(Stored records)
○ ○ ○ ○ ○
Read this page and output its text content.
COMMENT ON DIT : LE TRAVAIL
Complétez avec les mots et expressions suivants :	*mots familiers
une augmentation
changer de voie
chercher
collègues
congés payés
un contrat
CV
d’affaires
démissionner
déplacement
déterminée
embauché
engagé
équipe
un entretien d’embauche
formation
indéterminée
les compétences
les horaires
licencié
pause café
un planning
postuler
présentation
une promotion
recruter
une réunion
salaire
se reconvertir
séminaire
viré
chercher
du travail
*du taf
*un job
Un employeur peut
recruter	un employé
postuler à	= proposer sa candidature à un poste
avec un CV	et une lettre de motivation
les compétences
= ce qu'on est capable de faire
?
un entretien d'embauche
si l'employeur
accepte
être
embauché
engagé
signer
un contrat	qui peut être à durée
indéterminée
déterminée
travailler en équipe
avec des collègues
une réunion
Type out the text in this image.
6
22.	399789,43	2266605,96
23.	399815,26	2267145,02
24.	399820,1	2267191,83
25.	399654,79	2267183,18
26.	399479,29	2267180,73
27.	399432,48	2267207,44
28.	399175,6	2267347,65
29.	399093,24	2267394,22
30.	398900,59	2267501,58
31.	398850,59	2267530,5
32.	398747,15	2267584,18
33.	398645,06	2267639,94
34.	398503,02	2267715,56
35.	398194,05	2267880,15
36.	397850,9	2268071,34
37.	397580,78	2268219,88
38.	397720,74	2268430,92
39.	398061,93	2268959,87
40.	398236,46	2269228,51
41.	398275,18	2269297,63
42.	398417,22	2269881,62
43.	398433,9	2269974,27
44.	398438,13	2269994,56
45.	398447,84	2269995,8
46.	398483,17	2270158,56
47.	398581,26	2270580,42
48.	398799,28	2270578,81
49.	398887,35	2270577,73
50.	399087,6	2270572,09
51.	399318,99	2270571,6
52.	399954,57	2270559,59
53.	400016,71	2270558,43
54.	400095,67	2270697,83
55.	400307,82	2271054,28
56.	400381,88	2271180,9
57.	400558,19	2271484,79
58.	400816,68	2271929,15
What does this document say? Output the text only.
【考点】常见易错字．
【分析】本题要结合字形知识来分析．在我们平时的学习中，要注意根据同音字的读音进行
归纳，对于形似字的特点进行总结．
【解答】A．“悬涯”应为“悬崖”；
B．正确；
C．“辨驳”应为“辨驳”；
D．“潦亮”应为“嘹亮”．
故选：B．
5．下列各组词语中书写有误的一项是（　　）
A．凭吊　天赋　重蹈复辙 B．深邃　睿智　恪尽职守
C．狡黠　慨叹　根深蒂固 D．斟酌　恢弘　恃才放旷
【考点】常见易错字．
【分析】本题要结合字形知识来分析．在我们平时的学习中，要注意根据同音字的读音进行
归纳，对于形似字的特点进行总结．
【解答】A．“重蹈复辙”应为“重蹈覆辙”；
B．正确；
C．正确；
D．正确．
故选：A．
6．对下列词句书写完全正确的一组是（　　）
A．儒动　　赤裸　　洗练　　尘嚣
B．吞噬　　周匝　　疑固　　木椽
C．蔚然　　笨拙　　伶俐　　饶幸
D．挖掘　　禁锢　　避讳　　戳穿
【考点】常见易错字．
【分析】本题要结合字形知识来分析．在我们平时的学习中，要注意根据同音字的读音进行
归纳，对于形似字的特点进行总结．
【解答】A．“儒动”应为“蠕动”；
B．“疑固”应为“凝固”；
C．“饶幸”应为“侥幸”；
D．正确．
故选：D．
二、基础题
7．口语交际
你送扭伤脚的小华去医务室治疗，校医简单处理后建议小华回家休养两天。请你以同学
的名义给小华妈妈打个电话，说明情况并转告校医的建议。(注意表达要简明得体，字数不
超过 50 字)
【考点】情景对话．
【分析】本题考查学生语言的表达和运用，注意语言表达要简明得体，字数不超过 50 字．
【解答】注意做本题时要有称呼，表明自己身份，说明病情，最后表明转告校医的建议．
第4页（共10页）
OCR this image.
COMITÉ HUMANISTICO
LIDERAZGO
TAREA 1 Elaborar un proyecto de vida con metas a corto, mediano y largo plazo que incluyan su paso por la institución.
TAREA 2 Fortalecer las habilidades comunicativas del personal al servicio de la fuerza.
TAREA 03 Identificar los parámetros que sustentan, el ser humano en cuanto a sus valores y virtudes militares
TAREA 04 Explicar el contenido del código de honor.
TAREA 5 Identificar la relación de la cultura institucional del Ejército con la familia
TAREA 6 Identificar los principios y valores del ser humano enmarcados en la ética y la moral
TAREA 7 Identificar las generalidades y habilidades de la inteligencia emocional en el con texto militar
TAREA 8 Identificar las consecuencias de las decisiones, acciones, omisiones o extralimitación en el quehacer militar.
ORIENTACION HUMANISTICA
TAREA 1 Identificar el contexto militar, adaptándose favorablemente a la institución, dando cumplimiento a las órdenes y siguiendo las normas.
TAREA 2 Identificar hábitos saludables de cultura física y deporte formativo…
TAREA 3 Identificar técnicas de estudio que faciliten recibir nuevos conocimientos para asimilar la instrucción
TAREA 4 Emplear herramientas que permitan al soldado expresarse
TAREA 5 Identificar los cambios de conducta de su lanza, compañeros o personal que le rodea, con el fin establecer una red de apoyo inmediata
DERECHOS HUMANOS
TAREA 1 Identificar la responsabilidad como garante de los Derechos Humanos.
○ ○ ○ ○ ○
WRITTEN EXERCISE
Reproduce the data shown above exactly.

SOLUTION BELOW
Read this page and output its text content.
COMMENT ON DIT : LE TRAVAIL
Complétez avec les mots et expressions suivants :	*mots familiers
une augmentation
changer de voie
chercher
collègues
congés payés
un contrat
CV
d’affaires
démissionner
déplacement
déterminée
embauché
engagé
équipe
un entretien d’embauche
formation
indéterminée
les compétences
les horaires
licencié
pause café
un planning
postuler
présentation
une promotion
recruter
une réunion
salaire
se reconvertir
séminaire
viré
chercher
du travail
*du taf
*un job
Un employeur peut
recruter	un employé
postuler à	= proposer sa candidature à un poste
avec un CV	et une lettre de motivation
les compétences
= ce qu'on est capable de faire
?
un entretien d'embauche
si l'employeur
accepte
être
embauché
engagé
signer
un contrat	qui peut être à durée
indéterminée
déterminée
travailler en équipe
avec des collègues
une réunion
Type out the text in this image.
6
22.	399789,43	2266605,96
23.	399815,26	2267145,02
24.	399820,1	2267191,83
25.	399654,79	2267183,18
26.	399479,29	2267180,73
27.	399432,48	2267207,44
28.	399175,6	2267347,65
29.	399093,24	2267394,22
30.	398900,59	2267501,58
31.	398850,59	2267530,5
32.	398747,15	2267584,18
33.	398645,06	2267639,94
34.	398503,02	2267715,56
35.	398194,05	2267880,15
36.	397850,9	2268071,34
37.	397580,78	2268219,88
38.	397720,74	2268430,92
39.	398061,93	2268959,87
40.	398236,46	2269228,51
41.	398275,18	2269297,63
42.	398417,22	2269881,62
43.	398433,9	2269974,27
44.	398438,13	2269994,56
45.	398447,84	2269995,8
46.	398483,17	2270158,56
47.	398581,26	2270580,42
48.	398799,28	2270578,81
49.	398887,35	2270577,73
50.	399087,6	2270572,09
51.	399318,99	2270571,6
52.	399954,57	2270559,59
53.	400016,71	2270558,43
54.	400095,67	2270697,83
55.	400307,82	2271054,28
56.	400381,88	2271180,9
57.	400558,19	2271484,79
58.	400816,68	2271929,15
What does this document say? Output the text only.
【考点】常见易错字．
【分析】本题要结合字形知识来分析．在我们平时的学习中，要注意根据同音字的读音进行
归纳，对于形似字的特点进行总结．
【解答】A．“悬涯”应为“悬崖”；
B．正确；
C．“辨驳”应为“辨驳”；
D．“潦亮”应为“嘹亮”．
故选：B．
5．下列各组词语中书写有误的一项是（　　）
A．凭吊　天赋　重蹈复辙 B．深邃　睿智　恪尽职守
C．狡黠　慨叹　根深蒂固 D．斟酌　恢弘　恃才放旷
【考点】常见易错字．
【分析】本题要结合字形知识来分析．在我们平时的学习中，要注意根据同音字的读音进行
归纳，对于形似字的特点进行总结．
【解答】A．“重蹈复辙”应为“重蹈覆辙”；
B．正确；
C．正确；
D．正确．
故选：A．
6．对下列词句书写完全正确的一组是（　　）
A．儒动　　赤裸　　洗练　　尘嚣
B．吞噬　　周匝　　疑固　　木椽
C．蔚然　　笨拙　　伶俐　　饶幸
D．挖掘　　禁锢　　避讳　　戳穿
【考点】常见易错字．
【分析】本题要结合字形知识来分析．在我们平时的学习中，要注意根据同音字的读音进行
归纳，对于形似字的特点进行总结．
【解答】A．“儒动”应为“蠕动”；
B．“疑固”应为“凝固”；
C．“饶幸”应为“侥幸”；
D．正确．
故选：D．
二、基础题
7．口语交际
你送扭伤脚的小华去医务室治疗，校医简单处理后建议小华回家休养两天。请你以同学
的名义给小华妈妈打个电话，说明情况并转告校医的建议。(注意表达要简明得体，字数不
超过 50 字)
【考点】情景对话．
【分析】本题考查学生语言的表达和运用，注意语言表达要简明得体，字数不超过 50 字．
【解答】注意做本题时要有称呼，表明自己身份，说明病情，最后表明转告校医的建议．
第4页（共10页）
OCR this image.
COMITÉ HUMANISTICO
LIDERAZGO
TAREA 1 Elaborar un proyecto de vida con metas a corto, mediano y largo plazo que incluyan su paso por la institución.
TAREA 2 Fortalecer las habilidades comunicativas del personal al servicio de la fuerza.
TAREA 03 Identificar los parámetros que sustentan, el ser humano en cuanto a sus valores y virtudes militares
TAREA 04 Explicar el contenido del código de honor.
TAREA 5 Identificar la relación de la cultura institucional del Ejército con la familia
TAREA 6 Identificar los principios y valores del ser humano enmarcados en la ética y la moral
TAREA 7 Identificar las generalidades y habilidades de la inteligencia emocional en el con texto militar
TAREA 8 Identificar las consecuencias de las decisiones, acciones, omisiones o extralimitación en el quehacer militar.
ORIENTACION HUMANISTICA
TAREA 1 Identificar el contexto militar, adaptándose favorablemente a la institución, dando cumplimiento a las órdenes y siguiendo las normas.
TAREA 2 Identificar hábitos saludables de cultura física y deporte formativo…
TAREA 3 Identificar técnicas de estudio que faciliten recibir nuevos conocimientos para asimilar la instrucción
TAREA 4 Emplear herramientas que permitan al soldado expresarse
TAREA 5 Identificar los cambios de conducta de su lanza, compañeros o personal que le rodea, con el fin establecer una red de apoyo inmediata
DERECHOS HUMANOS
TAREA 1 Identificar la responsabilidad como garante de los Derechos Humanos.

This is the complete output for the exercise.